BEGIN Working data

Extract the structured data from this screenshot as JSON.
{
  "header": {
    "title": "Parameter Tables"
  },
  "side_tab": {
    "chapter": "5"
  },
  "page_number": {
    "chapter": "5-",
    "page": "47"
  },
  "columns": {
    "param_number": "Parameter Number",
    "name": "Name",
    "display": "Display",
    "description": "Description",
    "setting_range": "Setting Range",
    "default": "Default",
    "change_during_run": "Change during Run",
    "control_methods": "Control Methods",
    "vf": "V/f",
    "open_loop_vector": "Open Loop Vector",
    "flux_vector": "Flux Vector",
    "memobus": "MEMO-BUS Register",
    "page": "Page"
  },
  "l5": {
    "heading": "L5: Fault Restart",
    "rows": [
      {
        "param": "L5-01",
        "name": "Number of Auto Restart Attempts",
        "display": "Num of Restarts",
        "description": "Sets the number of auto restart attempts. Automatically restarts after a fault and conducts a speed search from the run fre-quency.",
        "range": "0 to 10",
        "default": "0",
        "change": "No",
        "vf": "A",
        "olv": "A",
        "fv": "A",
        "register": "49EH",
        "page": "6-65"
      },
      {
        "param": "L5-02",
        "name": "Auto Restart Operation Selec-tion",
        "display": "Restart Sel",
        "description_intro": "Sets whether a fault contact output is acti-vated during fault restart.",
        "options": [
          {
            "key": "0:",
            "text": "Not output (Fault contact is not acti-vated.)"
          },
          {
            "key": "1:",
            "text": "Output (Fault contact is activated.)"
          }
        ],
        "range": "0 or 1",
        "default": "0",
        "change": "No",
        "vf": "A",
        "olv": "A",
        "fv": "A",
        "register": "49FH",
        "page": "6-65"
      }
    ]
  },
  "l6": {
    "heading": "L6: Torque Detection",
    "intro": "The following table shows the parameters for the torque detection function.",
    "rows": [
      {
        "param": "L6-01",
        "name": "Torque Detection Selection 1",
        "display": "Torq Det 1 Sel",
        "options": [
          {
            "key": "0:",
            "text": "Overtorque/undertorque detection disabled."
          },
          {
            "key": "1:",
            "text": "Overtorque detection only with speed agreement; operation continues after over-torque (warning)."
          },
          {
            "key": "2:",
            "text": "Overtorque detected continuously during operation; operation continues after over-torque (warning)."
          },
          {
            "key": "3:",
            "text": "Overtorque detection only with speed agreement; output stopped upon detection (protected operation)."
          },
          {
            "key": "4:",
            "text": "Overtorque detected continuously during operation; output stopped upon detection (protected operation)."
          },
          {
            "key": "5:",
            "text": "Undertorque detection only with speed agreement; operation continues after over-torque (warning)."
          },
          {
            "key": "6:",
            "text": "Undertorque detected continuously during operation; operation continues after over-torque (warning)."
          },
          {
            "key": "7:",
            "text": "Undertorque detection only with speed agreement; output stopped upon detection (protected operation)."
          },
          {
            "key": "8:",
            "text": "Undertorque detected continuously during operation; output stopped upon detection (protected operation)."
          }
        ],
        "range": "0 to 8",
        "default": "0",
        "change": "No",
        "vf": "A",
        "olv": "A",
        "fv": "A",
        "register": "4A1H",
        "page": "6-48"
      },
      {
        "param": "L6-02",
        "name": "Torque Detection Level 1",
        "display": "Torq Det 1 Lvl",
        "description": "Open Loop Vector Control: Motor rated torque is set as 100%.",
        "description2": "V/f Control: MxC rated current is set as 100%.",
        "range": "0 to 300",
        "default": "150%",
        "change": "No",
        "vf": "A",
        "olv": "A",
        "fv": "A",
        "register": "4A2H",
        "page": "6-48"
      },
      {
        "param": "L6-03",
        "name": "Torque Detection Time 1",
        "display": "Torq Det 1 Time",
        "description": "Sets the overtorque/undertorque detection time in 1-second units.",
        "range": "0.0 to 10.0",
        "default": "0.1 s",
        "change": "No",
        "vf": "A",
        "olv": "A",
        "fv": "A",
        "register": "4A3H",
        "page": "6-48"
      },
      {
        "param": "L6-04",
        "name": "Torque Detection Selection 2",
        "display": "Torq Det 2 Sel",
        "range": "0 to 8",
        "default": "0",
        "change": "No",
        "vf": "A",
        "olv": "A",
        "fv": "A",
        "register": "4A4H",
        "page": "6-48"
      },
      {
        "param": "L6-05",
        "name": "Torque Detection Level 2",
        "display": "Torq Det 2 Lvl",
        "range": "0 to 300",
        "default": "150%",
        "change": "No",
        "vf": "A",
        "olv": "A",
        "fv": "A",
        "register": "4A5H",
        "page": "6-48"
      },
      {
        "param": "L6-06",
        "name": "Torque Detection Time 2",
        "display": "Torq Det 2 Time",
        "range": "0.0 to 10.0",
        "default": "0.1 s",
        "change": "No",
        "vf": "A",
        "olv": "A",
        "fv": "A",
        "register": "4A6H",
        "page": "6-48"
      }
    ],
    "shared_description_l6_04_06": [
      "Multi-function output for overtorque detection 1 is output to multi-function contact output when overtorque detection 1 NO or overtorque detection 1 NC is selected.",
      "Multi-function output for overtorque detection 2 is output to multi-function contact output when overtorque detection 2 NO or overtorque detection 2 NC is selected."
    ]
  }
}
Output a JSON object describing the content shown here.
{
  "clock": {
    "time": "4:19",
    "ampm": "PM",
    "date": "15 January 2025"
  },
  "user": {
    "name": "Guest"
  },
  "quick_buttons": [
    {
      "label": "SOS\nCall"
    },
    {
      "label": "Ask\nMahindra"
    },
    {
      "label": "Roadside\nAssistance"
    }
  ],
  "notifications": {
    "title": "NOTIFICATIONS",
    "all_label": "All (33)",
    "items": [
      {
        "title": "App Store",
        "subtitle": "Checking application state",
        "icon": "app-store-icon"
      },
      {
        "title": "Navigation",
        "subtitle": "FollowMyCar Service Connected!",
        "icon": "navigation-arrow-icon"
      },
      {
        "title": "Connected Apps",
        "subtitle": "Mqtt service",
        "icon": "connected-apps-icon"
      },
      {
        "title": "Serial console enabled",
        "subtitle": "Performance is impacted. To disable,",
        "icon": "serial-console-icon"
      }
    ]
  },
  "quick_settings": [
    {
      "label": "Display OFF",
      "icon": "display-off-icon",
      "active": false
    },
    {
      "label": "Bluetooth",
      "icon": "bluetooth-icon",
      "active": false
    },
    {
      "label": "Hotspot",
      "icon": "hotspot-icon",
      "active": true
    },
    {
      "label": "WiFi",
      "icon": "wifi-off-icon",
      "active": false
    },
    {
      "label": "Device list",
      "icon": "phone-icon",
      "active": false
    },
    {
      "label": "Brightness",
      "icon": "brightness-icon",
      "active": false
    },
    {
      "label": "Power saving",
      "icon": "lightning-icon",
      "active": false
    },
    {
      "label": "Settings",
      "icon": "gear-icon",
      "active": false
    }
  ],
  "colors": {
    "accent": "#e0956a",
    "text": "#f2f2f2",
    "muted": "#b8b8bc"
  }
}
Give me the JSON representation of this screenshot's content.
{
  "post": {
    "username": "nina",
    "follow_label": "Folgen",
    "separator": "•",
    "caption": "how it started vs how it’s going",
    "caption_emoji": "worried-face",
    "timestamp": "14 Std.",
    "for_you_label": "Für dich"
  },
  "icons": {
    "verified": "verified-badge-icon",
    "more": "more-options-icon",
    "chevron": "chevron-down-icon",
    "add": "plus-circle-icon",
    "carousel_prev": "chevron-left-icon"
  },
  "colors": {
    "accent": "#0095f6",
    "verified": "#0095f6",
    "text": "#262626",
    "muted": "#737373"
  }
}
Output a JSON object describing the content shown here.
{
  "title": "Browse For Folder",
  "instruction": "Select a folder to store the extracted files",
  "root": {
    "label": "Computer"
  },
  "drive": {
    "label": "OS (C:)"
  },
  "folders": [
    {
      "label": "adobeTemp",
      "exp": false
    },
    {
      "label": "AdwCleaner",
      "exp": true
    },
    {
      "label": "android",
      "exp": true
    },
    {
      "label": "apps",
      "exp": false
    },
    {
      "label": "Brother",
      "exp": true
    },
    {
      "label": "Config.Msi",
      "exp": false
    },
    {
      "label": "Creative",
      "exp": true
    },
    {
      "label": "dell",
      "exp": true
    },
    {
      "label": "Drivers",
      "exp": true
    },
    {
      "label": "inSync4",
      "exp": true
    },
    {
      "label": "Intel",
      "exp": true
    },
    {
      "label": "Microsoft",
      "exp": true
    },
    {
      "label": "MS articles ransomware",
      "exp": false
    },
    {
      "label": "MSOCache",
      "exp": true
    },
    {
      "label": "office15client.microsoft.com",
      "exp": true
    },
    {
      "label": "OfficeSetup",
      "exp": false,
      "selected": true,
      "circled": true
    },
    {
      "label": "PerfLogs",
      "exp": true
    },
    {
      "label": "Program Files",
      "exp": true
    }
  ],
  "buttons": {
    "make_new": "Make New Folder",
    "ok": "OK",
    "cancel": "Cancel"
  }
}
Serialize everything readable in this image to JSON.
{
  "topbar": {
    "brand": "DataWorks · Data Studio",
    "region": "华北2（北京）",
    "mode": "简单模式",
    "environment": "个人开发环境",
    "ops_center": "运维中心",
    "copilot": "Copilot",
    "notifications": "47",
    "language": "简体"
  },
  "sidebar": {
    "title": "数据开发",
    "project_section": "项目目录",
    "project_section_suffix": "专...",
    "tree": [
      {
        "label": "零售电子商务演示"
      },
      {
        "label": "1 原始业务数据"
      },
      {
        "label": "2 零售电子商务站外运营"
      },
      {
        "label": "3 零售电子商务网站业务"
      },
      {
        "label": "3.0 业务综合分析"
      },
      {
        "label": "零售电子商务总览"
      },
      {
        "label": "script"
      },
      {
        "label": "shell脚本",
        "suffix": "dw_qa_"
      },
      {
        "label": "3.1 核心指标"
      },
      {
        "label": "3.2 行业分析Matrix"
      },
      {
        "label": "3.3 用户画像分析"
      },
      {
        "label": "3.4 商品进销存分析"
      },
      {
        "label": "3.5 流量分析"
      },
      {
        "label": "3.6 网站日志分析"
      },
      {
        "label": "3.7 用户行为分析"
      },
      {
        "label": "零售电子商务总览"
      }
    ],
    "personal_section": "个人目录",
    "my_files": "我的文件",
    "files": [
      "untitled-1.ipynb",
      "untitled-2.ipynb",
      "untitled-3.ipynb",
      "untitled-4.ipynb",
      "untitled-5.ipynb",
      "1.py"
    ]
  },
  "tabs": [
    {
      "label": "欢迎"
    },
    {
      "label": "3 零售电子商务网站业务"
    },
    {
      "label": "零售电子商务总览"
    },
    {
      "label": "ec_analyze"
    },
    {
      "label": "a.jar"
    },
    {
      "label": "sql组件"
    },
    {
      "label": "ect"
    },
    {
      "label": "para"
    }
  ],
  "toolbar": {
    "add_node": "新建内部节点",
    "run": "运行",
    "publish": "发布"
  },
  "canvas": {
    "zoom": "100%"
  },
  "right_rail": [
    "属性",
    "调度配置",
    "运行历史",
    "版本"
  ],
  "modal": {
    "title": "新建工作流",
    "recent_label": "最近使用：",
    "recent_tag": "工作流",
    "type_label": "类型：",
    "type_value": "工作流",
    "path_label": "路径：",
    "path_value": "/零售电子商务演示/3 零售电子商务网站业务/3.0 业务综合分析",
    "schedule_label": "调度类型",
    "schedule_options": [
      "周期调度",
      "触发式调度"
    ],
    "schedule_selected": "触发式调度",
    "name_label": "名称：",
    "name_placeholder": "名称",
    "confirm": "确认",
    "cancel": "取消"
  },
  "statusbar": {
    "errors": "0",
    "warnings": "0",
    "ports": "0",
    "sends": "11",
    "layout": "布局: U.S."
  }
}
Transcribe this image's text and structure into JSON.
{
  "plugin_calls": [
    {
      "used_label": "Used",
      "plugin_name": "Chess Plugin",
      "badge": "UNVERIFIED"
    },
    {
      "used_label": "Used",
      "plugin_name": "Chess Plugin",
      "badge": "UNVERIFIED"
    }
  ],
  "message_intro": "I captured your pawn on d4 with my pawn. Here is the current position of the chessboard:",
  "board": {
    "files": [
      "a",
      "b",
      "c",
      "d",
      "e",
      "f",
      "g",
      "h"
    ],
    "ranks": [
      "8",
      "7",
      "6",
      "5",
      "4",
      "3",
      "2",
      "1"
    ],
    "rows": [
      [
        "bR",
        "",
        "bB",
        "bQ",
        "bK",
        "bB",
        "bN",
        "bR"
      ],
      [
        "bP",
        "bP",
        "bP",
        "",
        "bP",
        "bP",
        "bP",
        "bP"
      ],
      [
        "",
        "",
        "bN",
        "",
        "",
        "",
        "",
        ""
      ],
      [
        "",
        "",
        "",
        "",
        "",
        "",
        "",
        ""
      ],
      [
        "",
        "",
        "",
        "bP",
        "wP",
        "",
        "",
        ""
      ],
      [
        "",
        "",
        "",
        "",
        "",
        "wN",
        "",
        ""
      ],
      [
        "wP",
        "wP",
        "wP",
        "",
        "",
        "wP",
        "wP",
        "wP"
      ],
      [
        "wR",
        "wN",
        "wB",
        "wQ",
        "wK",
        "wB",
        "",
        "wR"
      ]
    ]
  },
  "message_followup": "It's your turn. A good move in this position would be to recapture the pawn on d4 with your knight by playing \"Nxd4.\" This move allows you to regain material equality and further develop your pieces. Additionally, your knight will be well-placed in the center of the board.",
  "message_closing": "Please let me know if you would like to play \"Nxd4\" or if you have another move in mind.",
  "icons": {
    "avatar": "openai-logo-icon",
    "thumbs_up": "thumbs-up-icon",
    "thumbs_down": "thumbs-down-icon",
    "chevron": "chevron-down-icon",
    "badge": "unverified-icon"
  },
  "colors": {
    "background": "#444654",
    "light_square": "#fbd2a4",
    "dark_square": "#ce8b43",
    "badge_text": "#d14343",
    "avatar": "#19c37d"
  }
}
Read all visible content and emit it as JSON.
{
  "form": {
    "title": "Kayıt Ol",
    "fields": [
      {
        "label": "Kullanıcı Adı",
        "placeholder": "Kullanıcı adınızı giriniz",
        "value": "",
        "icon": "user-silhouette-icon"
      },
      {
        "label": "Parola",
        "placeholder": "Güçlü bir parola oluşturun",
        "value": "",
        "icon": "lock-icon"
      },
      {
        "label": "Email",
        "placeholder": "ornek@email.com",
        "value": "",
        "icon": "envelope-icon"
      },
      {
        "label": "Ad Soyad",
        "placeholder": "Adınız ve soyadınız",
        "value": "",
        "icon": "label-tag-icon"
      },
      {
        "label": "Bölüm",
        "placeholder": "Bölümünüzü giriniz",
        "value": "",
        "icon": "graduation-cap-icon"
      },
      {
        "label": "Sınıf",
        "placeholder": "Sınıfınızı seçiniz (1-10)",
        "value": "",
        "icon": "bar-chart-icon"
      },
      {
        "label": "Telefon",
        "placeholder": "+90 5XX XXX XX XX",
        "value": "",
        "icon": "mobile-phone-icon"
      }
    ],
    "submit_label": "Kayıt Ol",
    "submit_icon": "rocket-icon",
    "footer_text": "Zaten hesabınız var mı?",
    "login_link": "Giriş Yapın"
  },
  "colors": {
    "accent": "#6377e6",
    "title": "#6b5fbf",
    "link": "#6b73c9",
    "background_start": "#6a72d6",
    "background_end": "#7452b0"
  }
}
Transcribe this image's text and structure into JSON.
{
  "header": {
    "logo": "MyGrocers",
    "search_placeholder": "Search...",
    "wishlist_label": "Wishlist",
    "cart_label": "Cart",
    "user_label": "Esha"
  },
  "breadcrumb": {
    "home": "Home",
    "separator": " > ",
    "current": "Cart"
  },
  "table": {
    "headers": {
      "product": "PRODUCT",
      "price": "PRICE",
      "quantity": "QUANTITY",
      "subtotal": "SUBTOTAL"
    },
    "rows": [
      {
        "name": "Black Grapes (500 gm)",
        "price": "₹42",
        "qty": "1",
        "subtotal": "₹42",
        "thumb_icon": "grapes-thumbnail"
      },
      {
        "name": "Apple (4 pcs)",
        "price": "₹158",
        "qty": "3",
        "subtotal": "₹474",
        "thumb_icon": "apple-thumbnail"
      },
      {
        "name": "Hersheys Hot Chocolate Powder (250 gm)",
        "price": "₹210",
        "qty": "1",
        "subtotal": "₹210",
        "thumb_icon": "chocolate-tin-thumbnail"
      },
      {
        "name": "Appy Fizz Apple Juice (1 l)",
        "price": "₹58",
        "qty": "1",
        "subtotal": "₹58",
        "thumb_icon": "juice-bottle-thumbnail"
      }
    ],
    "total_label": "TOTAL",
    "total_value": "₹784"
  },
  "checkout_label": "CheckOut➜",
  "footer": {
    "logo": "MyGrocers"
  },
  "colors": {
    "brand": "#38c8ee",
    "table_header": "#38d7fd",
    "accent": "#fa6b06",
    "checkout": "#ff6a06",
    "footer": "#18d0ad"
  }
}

END Working data

§ Your objective: Among the lines above, how many contain the string "would"? State the number alone.

§ The output: 2